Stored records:
* BEGIN *

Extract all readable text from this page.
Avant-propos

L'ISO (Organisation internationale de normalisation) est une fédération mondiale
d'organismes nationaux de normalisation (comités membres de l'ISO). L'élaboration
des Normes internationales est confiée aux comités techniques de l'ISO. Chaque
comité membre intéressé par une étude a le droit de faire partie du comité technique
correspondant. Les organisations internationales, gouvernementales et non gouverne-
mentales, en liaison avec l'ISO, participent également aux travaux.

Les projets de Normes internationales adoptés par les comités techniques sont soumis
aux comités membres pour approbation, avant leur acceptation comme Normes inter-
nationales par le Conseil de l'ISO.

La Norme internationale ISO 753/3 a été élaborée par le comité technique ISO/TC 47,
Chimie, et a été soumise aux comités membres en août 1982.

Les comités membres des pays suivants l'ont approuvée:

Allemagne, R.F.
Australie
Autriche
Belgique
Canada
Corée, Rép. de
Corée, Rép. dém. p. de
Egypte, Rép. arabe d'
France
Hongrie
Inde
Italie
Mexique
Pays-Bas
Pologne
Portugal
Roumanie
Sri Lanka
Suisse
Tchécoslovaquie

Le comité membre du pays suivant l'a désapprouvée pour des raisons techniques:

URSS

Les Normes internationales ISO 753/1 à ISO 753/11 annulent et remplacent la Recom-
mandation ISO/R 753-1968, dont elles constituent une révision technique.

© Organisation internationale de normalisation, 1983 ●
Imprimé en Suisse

* END *

**Work to do:**
Filter the entries down to the lines with the word "pour" in them.

**Finished exercise:**
aux comités membres pour approbation, avant leur acceptation comme Normes inter-
Le comité membre du pays suivant l'a désapprouvée pour des raisons techniques:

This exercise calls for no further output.